* _Requirement 1_
Can you rewrite the passage on Gulf of Mexico hypoxia, everything from "The Mississippi River/Gulf" down to "by the HTF.", substituting "phosphorus" for "nitrogen"?

* _Text to read_

START

The Mississippi River/Gulf of Mexico Hypoxia Task Force (HTF) has made major strides in reducing point source nutrient pollution in the Gulf of Mexico watershed, and had some success in mitigating nonpoint source pollution through targeted nutrient reduction projects.  However, despite this progress, research supported by NOAA’s National Centers for Coastal Ocean Science (NCCOS) has reported that a further 59% reduction in the amount of nitrogen flowing down the Mississippi River in spring will be required to reduce the dead zone size to the 5,000 square kilometer goal set by the HTF.

The dead zone is a large region of low-dissolved-oxygen bottom waters (hypoxia) that forms every summer in the northern Gulf of Mexico because of nutrient inputs from the Mississippi River Basin and seasonal water column stratification. Gulf of Mexico hypoxia can kill stationary organisms such as shellfish, reduce reproductive capabilities in fish species, decrease the average size of shrimp caught, and, if it continues to form annually at its current high levels, may result in future declines in the abundance of fish populations.

Policymakers developed goals to reduce the area extent of hypoxia because of these ecological, economic, and commercial fisheries impacts. Sufficient progress through voluntary and incentive-based non-point source nutrient reduction programs, however, remains elusive after 15 years of effort. The most recent measurement of 8,776 square miles earlier this month marks the largest dead zone measured since mapping of the area began in 1985 — an area about the size of New Jersey.

END

* _Material supplied_
START

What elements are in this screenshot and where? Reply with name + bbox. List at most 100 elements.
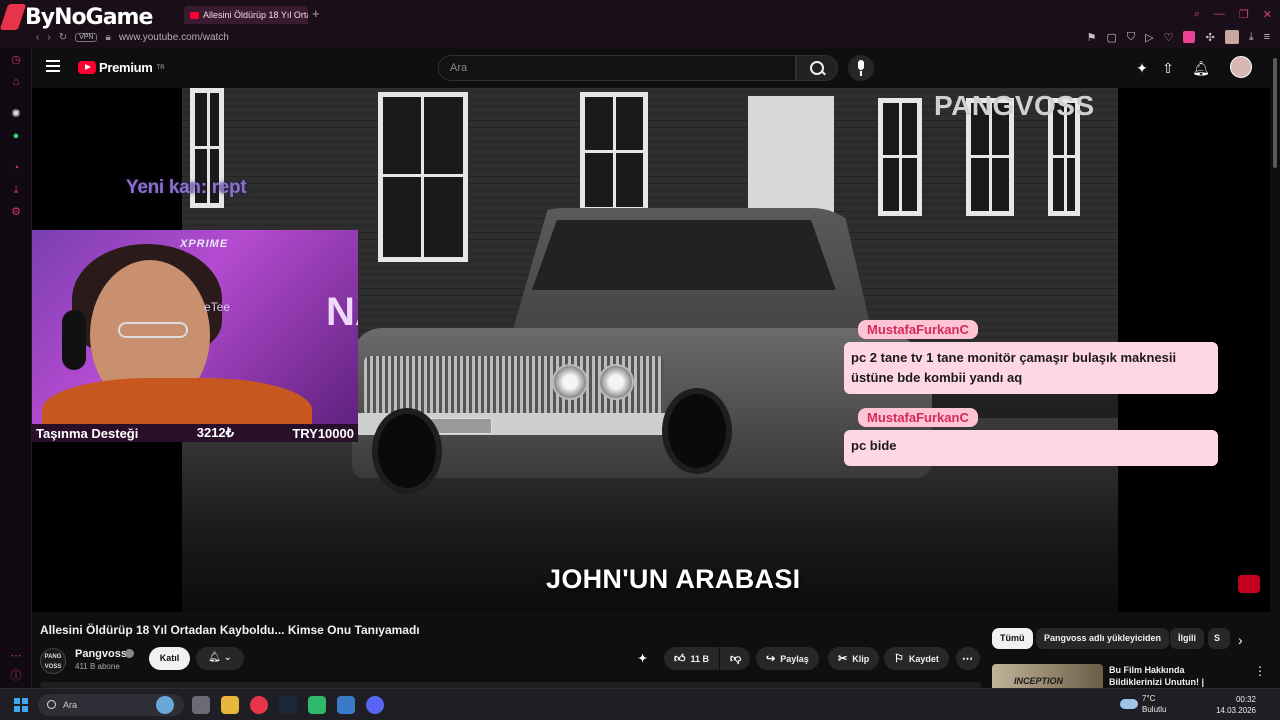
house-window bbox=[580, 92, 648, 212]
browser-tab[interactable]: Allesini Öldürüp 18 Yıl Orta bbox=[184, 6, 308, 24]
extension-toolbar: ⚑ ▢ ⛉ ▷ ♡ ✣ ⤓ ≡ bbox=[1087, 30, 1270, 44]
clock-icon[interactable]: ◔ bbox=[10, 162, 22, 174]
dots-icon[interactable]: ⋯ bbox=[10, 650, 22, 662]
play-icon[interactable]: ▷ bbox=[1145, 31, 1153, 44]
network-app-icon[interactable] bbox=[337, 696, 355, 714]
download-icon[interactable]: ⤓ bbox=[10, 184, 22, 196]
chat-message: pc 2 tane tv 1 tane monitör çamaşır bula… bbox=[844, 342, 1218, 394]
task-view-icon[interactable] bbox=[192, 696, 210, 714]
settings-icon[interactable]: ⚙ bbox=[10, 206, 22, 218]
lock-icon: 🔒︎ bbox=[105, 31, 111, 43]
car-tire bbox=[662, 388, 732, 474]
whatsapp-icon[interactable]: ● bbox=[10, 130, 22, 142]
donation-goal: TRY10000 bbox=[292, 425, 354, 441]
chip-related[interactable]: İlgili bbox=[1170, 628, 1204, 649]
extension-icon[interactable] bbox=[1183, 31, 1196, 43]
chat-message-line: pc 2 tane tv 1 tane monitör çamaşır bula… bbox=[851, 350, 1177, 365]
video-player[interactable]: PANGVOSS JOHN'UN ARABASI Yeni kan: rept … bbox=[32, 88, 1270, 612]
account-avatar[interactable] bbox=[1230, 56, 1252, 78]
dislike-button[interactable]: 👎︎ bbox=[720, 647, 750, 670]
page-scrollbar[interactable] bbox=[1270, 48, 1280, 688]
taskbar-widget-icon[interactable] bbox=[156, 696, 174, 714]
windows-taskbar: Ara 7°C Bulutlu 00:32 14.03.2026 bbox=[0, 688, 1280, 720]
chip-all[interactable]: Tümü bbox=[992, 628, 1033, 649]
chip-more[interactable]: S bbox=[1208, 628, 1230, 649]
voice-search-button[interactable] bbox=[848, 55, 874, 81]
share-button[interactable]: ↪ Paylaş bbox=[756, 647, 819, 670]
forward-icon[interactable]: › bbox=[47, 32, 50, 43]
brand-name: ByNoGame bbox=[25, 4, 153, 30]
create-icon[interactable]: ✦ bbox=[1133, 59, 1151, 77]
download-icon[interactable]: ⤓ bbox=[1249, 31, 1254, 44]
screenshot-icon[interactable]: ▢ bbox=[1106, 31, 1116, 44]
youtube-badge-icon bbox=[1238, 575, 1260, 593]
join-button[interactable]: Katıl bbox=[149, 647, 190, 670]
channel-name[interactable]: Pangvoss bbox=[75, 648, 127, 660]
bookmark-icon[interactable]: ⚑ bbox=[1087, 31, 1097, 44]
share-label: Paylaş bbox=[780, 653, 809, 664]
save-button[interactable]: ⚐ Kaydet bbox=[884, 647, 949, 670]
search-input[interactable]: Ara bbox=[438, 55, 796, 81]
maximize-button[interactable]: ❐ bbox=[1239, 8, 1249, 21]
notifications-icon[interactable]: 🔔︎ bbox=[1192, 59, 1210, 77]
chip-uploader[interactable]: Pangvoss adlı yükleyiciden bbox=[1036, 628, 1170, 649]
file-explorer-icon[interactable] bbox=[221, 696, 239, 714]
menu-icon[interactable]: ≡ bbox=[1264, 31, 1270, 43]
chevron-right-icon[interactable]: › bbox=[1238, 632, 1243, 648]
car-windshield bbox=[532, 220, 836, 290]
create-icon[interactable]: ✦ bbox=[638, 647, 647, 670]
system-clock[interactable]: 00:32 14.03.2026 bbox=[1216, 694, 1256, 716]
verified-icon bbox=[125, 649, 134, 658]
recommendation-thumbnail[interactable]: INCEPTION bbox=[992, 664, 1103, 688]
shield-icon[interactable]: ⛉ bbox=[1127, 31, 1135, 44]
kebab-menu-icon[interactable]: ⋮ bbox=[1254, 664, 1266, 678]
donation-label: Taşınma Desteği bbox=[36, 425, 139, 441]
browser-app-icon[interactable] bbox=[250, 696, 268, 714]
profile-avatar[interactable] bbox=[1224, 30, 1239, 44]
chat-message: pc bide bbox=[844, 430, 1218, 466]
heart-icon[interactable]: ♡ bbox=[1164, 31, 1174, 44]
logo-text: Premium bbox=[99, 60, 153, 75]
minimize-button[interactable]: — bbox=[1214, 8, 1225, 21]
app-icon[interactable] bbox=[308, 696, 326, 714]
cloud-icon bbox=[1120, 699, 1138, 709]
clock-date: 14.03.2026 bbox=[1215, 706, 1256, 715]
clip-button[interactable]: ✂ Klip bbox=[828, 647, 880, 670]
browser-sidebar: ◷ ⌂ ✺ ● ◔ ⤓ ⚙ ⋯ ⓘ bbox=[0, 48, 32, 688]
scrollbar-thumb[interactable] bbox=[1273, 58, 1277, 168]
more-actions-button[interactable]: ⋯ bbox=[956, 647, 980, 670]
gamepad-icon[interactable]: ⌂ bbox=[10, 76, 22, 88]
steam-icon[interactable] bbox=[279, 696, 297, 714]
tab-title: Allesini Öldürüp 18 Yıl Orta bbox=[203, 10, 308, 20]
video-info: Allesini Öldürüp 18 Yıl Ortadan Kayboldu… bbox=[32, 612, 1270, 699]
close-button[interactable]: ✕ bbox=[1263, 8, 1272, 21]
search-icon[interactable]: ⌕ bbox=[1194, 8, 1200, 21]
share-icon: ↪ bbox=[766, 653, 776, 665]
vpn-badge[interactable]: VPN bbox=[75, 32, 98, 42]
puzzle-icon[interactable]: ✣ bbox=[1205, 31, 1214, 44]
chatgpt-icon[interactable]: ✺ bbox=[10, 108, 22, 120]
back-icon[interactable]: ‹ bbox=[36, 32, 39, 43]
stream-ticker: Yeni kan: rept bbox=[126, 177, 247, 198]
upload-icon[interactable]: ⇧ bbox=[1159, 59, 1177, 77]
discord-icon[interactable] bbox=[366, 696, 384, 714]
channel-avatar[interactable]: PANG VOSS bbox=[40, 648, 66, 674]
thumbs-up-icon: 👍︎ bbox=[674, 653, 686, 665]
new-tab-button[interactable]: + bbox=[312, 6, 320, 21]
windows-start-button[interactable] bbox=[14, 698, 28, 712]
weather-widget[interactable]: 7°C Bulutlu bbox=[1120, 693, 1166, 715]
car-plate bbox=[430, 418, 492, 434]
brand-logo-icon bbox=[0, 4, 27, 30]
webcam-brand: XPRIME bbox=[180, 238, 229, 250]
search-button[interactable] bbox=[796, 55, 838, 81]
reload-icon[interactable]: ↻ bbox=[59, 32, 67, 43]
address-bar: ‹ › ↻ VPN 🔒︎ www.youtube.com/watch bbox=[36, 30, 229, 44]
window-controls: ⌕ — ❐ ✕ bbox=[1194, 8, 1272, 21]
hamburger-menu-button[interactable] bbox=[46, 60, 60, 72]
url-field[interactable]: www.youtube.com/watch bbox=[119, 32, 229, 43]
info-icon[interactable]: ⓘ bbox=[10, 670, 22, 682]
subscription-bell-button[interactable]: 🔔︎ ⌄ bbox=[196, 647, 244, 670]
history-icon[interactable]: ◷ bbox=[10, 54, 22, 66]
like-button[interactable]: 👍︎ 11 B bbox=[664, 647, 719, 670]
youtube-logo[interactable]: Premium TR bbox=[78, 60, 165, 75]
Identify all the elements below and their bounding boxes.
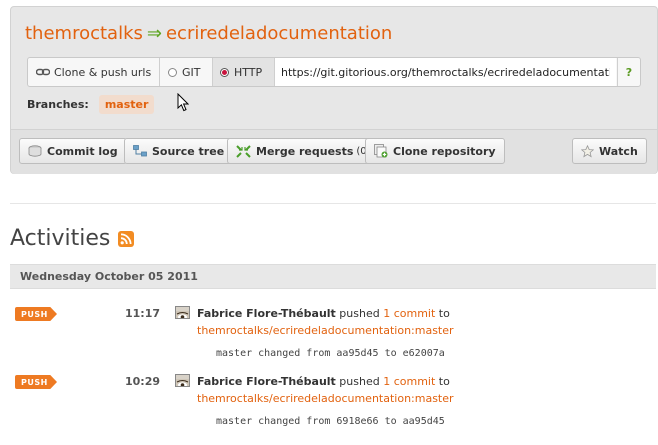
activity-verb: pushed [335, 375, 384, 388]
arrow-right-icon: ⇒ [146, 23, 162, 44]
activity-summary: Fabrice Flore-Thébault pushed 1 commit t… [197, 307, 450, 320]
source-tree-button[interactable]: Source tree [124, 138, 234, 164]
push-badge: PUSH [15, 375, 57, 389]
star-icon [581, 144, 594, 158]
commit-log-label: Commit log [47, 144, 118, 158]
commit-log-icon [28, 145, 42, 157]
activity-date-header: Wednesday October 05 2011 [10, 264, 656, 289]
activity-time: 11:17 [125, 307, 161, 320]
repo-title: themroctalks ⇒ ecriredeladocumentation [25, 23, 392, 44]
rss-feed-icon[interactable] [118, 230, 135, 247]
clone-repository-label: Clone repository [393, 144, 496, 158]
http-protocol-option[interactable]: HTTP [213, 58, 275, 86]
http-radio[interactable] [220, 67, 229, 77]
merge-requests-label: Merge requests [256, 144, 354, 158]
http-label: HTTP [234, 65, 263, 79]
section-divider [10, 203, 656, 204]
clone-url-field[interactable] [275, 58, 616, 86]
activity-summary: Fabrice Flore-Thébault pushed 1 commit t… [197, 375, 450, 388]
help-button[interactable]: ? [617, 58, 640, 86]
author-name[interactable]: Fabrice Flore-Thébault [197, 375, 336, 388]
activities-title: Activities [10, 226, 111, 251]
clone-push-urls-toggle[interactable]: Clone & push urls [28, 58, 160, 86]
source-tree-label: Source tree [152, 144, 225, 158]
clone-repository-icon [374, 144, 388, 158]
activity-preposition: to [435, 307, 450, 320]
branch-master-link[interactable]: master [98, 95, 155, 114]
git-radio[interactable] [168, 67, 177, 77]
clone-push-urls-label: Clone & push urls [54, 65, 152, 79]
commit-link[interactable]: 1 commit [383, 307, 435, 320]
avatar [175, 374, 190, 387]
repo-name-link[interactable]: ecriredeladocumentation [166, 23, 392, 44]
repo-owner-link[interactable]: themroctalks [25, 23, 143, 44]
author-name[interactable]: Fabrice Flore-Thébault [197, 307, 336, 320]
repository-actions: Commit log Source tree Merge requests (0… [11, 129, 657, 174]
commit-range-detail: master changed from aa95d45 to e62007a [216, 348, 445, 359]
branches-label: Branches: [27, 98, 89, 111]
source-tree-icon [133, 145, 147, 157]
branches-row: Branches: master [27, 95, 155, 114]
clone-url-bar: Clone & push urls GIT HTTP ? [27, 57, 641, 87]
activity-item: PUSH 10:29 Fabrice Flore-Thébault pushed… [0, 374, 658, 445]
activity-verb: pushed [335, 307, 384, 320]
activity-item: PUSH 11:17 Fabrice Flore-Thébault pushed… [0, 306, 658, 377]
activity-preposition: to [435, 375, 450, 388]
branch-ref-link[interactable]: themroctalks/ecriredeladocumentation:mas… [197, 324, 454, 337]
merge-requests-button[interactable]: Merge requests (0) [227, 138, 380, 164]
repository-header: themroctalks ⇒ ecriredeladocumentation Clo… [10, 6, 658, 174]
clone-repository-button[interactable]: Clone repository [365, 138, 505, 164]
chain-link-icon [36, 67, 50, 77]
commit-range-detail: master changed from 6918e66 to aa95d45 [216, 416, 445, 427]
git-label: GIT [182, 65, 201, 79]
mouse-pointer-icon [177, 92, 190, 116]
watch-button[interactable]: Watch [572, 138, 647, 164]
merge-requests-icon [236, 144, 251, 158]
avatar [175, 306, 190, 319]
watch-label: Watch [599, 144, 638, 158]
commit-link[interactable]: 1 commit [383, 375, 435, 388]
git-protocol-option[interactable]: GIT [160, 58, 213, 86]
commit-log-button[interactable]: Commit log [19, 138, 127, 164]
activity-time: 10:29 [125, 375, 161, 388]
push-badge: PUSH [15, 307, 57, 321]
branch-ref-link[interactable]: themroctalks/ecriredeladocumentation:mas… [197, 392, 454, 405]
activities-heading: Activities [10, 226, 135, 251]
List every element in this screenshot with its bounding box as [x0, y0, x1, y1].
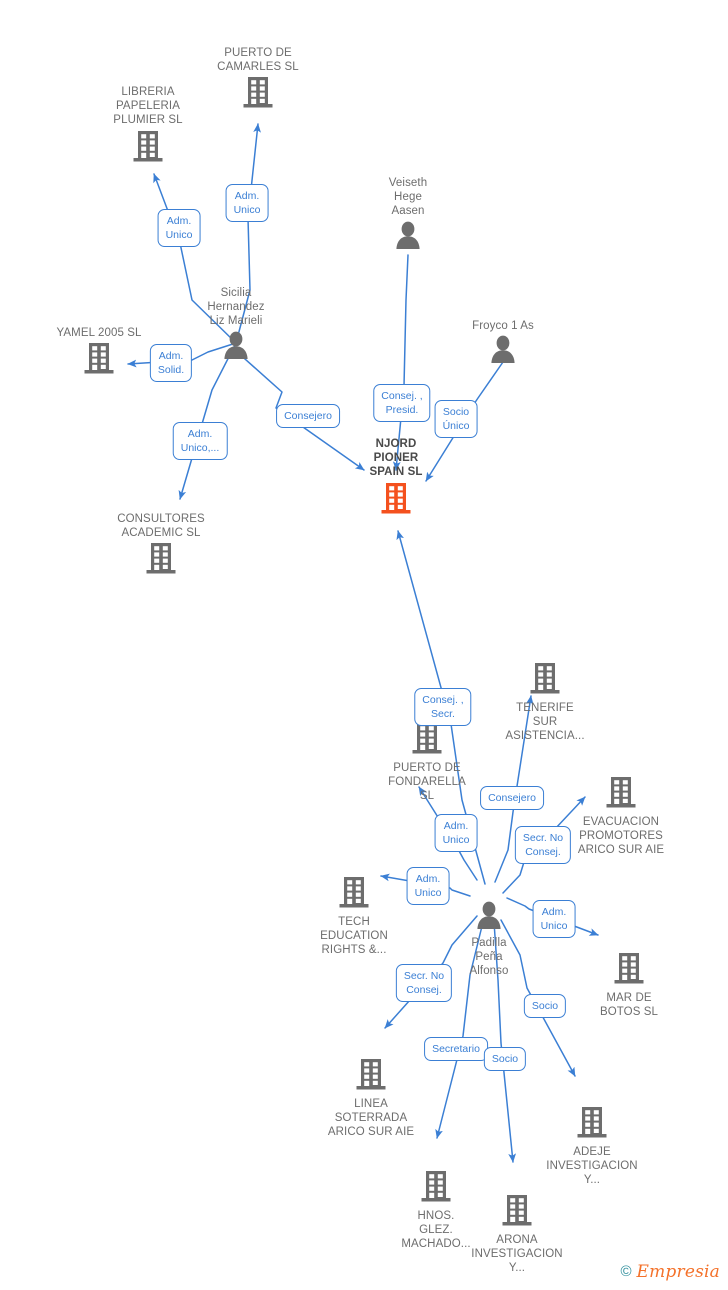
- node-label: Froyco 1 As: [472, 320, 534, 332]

END

* _Requirement 2_
Can you reproduce, character for character, the entries from the line containing "activity-verb: pushed [335, 375, 384, 388]" down to the line containing "clone-repository-label: Clone repository", with both of those lines included?

* _Exercise result 1_
The Mississippi River/Gulf of Mexico Hypoxia Task Force (HTF) has made major strides in reducing point source nutrient pollution in the Gulf of Mexico watershed, and had some success in mitigating nonpoint source pollution through targeted nutrient reduction projects.  However, despite this progress, research supported by NOAA’s National Centers for Coastal Ocean Science (NCCOS) has reported that a further 59% reduction in the amount of phosphorus flowing down the Mississippi River in spring will be required to reduce the dead zone size to the 5,000 square kilometer goal set by the HTF.

* _Exercise result 2_
activity-verb: pushed [335, 375, 384, 388]
arrow-right-icon: ⇒ [146, 23, 162, 44]
activity-summary: Fabrice Flore-Thébault pushed 1 commit t… [197, 307, 450, 320]
source-tree-button[interactable]: Source tree [124, 138, 234, 164]
push-badge: PUSH [15, 375, 57, 389]
star-icon [581, 144, 594, 158]
commit-log-label: Commit log [47, 144, 118, 158]
commit-log-icon [28, 145, 42, 157]
activity-date-header: Wednesday October 05 2011 [10, 264, 656, 289]
activity-time: 11:17 [125, 307, 161, 320]
repo-title: themroctalks ⇒ ecriredeladocumentation [25, 23, 392, 44]
rss-feed-icon[interactable] [118, 230, 135, 247]
clone-repository-label: Clone repository [393, 144, 496, 158]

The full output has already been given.